-- START DATA RECORDS --

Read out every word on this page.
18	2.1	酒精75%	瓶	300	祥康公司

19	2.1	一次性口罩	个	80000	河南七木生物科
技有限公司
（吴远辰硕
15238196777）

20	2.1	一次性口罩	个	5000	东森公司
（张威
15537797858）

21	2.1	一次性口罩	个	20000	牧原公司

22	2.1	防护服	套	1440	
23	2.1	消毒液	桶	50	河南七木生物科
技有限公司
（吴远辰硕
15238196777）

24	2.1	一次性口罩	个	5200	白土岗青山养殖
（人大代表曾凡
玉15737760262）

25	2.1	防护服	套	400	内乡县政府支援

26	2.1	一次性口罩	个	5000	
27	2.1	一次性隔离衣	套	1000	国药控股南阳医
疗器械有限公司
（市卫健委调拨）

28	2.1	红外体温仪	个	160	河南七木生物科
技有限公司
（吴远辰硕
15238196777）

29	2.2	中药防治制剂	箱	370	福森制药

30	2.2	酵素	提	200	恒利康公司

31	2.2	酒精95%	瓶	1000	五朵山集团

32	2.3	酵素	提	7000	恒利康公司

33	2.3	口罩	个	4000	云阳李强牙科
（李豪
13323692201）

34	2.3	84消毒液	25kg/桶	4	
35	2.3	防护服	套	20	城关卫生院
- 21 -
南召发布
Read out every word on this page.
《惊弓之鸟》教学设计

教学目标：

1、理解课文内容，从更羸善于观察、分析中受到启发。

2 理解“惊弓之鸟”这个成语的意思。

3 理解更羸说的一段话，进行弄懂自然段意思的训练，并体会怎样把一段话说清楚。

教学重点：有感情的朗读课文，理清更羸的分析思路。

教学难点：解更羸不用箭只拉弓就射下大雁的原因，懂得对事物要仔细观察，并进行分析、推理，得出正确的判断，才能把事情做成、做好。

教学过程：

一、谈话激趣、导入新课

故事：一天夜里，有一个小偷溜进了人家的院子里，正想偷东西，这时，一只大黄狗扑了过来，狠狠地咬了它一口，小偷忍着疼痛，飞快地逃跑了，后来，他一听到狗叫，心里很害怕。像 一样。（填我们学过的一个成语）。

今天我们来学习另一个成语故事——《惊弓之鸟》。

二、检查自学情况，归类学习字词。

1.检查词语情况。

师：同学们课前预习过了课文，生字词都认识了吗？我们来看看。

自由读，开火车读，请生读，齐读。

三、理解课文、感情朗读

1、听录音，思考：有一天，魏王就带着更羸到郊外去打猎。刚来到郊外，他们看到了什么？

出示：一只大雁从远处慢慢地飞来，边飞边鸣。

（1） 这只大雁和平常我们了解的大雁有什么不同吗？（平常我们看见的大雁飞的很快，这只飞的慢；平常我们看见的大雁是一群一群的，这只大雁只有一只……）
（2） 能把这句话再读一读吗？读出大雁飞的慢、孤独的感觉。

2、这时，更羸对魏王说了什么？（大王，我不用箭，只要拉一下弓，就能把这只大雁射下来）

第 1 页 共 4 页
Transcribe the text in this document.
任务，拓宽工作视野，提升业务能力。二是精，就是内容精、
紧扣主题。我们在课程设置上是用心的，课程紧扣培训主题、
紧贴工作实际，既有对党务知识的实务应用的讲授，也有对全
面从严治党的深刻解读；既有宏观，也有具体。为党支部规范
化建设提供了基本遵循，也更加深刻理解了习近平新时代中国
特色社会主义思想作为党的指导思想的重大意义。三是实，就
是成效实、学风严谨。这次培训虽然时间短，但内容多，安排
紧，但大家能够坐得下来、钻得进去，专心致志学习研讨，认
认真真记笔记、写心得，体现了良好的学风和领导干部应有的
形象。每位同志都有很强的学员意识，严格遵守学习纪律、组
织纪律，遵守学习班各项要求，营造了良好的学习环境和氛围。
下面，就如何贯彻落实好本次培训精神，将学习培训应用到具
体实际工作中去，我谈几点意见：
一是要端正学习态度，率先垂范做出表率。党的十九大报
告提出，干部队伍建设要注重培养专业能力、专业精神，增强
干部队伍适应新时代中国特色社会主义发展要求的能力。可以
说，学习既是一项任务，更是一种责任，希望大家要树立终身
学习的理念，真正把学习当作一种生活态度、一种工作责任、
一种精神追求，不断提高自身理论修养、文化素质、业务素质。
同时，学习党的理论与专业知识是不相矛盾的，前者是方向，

-- END DATA RECORDS --

Using the listing above, reproduce each line without omission.

▸ WORKED SOLUTION
Read out every word on this page.
18	2.1	酒精75%	瓶	300	祥康公司

19	2.1	一次性口罩	个	80000	河南七木生物科
技有限公司
（吴远辰硕
15238196777）

20	2.1	一次性口罩	个	5000	东森公司
（张威
15537797858）

21	2.1	一次性口罩	个	20000	牧原公司

22	2.1	防护服	套	1440	
23	2.1	消毒液	桶	50	河南七木生物科
技有限公司
（吴远辰硕
15238196777）

24	2.1	一次性口罩	个	5200	白土岗青山养殖
（人大代表曾凡
玉15737760262）

25	2.1	防护服	套	400	内乡县政府支援

26	2.1	一次性口罩	个	5000	
27	2.1	一次性隔离衣	套	1000	国药控股南阳医
疗器械有限公司
（市卫健委调拨）

28	2.1	红外体温仪	个	160	河南七木生物科
技有限公司
（吴远辰硕
15238196777）

29	2.2	中药防治制剂	箱	370	福森制药

30	2.2	酵素	提	200	恒利康公司

31	2.2	酒精95%	瓶	1000	五朵山集团

32	2.3	酵素	提	7000	恒利康公司

33	2.3	口罩	个	4000	云阳李强牙科
（李豪
13323692201）

34	2.3	84消毒液	25kg/桶	4	
35	2.3	防护服	套	20	城关卫生院
- 21 -
南召发布
Read out every word on this page.
《惊弓之鸟》教学设计

教学目标：

1、理解课文内容，从更羸善于观察、分析中受到启发。

2 理解“惊弓之鸟”这个成语的意思。

3 理解更羸说的一段话，进行弄懂自然段意思的训练，并体会怎样把一段话说清楚。

教学重点：有感情的朗读课文，理清更羸的分析思路。

教学难点：解更羸不用箭只拉弓就射下大雁的原因，懂得对事物要仔细观察，并进行分析、推理，得出正确的判断，才能把事情做成、做好。

教学过程：

一、谈话激趣、导入新课

故事：一天夜里，有一个小偷溜进了人家的院子里，正想偷东西，这时，一只大黄狗扑了过来，狠狠地咬了它一口，小偷忍着疼痛，飞快地逃跑了，后来，他一听到狗叫，心里很害怕。像 一样。（填我们学过的一个成语）。

今天我们来学习另一个成语故事——《惊弓之鸟》。

二、检查自学情况，归类学习字词。

1.检查词语情况。

师：同学们课前预习过了课文，生字词都认识了吗？我们来看看。

自由读，开火车读，请生读，齐读。

三、理解课文、感情朗读

1、听录音，思考：有一天，魏王就带着更羸到郊外去打猎。刚来到郊外，他们看到了什么？

出示：一只大雁从远处慢慢地飞来，边飞边鸣。

（1） 这只大雁和平常我们了解的大雁有什么不同吗？（平常我们看见的大雁飞的很快，这只飞的慢；平常我们看见的大雁是一群一群的，这只大雁只有一只……）
（2） 能把这句话再读一读吗？读出大雁飞的慢、孤独的感觉。

2、这时，更羸对魏王说了什么？（大王，我不用箭，只要拉一下弓，就能把这只大雁射下来）

第 1 页 共 4 页
Transcribe the text in this document.
任务，拓宽工作视野，提升业务能力。二是精，就是内容精、
紧扣主题。我们在课程设置上是用心的，课程紧扣培训主题、
紧贴工作实际，既有对党务知识的实务应用的讲授，也有对全
面从严治党的深刻解读；既有宏观，也有具体。为党支部规范
化建设提供了基本遵循，也更加深刻理解了习近平新时代中国
特色社会主义思想作为党的指导思想的重大意义。三是实，就
是成效实、学风严谨。这次培训虽然时间短，但内容多，安排
紧，但大家能够坐得下来、钻得进去，专心致志学习研讨，认
认真真记笔记、写心得，体现了良好的学风和领导干部应有的
形象。每位同志都有很强的学员意识，严格遵守学习纪律、组
织纪律，遵守学习班各项要求，营造了良好的学习环境和氛围。
下面，就如何贯彻落实好本次培训精神，将学习培训应用到具
体实际工作中去，我谈几点意见：
一是要端正学习态度，率先垂范做出表率。党的十九大报
告提出，干部队伍建设要注重培养专业能力、专业精神，增强
干部队伍适应新时代中国特色社会主义发展要求的能力。可以
说，学习既是一项任务，更是一种责任，希望大家要树立终身
学习的理念，真正把学习当作一种生活态度、一种工作责任、
一种精神追求，不断提高自身理论修养、文化素质、业务素质。
同时，学习党的理论与专业知识是不相矛盾的，前者是方向，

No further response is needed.